■ Given instruction ■
Scan the material for the word "color", and copy each line where it shows up.

■ Exercise input ■

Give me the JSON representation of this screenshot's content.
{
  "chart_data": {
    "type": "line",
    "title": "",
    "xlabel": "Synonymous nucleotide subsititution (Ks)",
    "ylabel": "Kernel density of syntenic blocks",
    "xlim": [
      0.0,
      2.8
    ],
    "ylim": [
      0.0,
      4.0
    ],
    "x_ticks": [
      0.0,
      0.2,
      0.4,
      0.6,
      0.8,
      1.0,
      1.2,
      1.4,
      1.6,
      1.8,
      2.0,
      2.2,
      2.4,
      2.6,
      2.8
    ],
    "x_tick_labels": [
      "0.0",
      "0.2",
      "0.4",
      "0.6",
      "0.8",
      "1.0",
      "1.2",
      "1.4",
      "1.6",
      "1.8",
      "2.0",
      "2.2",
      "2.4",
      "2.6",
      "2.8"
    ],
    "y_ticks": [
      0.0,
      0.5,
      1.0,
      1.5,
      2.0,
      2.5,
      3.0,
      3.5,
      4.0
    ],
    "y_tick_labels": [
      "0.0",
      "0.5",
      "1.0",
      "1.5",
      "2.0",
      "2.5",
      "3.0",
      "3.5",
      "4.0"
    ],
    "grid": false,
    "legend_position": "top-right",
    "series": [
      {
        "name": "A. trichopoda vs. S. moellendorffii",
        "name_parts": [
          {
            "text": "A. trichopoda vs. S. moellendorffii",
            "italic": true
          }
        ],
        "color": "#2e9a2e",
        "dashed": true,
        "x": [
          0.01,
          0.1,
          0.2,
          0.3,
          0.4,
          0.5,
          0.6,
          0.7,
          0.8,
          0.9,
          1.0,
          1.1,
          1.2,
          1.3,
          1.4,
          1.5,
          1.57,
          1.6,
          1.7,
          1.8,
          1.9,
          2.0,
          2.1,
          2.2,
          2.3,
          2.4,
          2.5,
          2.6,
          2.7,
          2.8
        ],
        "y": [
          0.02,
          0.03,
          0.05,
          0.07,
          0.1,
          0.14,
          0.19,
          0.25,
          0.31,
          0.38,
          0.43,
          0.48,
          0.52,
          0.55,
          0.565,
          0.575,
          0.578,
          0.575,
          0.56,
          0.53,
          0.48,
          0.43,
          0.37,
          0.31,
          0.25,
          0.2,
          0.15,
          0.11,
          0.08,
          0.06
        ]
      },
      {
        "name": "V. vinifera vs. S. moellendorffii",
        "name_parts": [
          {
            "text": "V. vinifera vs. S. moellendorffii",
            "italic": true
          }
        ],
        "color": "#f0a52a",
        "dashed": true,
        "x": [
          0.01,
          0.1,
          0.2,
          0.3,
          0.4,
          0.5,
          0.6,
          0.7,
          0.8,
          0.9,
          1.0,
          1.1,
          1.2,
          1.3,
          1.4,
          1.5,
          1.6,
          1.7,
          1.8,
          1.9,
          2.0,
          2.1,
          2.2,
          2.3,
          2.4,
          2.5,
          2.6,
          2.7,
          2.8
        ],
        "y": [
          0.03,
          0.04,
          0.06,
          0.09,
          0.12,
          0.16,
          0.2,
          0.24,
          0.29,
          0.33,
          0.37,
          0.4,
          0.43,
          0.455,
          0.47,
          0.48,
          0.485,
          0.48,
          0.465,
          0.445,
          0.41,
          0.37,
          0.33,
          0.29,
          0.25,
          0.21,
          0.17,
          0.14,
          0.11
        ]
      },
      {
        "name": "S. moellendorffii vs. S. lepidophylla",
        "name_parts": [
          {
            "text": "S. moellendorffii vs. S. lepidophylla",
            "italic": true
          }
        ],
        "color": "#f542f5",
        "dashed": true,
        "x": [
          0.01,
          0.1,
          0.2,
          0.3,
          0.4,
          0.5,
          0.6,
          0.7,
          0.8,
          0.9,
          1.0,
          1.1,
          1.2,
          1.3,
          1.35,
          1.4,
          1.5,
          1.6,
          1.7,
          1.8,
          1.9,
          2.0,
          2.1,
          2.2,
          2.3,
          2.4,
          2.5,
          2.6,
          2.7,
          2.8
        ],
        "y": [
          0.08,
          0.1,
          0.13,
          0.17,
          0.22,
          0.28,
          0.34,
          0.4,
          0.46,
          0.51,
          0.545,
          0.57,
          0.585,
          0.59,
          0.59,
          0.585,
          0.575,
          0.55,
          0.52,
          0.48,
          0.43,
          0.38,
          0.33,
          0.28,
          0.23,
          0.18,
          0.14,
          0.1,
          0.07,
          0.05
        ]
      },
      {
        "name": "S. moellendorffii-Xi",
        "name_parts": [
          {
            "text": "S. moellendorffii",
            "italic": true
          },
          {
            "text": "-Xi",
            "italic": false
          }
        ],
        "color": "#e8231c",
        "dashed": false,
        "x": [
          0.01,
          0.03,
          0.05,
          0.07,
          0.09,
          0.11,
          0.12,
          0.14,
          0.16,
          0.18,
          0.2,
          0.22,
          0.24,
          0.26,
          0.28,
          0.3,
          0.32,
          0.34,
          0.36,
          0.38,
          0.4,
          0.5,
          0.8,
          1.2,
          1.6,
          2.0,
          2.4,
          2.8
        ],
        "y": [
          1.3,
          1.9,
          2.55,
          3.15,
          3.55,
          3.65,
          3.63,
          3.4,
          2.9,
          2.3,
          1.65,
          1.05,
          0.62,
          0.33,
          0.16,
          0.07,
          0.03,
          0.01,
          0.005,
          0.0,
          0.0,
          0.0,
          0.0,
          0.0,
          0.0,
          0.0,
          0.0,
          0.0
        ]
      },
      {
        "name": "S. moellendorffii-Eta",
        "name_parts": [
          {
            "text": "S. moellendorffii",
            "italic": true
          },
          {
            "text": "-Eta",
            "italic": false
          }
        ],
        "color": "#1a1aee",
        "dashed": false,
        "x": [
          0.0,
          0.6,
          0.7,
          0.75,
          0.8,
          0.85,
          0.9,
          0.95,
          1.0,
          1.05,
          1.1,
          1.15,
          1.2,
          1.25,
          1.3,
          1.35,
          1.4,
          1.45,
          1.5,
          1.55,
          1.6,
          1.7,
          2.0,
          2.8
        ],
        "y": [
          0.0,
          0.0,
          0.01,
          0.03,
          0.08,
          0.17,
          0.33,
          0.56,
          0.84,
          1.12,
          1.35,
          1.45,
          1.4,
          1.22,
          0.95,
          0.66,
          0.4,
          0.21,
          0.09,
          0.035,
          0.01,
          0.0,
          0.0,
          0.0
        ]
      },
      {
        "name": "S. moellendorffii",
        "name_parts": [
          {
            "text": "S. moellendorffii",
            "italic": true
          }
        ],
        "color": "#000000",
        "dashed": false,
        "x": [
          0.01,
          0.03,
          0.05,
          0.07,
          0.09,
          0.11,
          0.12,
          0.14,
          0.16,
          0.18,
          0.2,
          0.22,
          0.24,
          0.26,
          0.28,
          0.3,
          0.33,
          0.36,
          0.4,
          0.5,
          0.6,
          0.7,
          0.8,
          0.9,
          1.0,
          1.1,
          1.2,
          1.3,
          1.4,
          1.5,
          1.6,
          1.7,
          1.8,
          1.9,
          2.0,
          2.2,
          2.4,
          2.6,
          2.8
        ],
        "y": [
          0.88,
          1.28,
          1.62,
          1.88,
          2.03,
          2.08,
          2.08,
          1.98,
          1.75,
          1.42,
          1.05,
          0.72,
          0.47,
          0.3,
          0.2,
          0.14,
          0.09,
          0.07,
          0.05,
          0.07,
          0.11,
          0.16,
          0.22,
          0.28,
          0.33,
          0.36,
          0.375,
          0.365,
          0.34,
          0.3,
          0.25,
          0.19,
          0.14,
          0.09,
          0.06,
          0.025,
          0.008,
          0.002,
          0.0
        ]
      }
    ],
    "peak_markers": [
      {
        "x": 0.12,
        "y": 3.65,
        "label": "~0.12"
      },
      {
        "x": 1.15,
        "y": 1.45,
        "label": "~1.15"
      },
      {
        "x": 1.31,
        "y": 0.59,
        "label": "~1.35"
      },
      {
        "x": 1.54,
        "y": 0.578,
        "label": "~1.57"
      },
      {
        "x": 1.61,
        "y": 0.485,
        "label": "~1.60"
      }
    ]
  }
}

■ Final answer ■
        "color": "#2e9a2e",
        "color": "#f0a52a",
        "color": "#f542f5",
        "color": "#e8231c",
        "color": "#1a1aee",
        "color": "#000000",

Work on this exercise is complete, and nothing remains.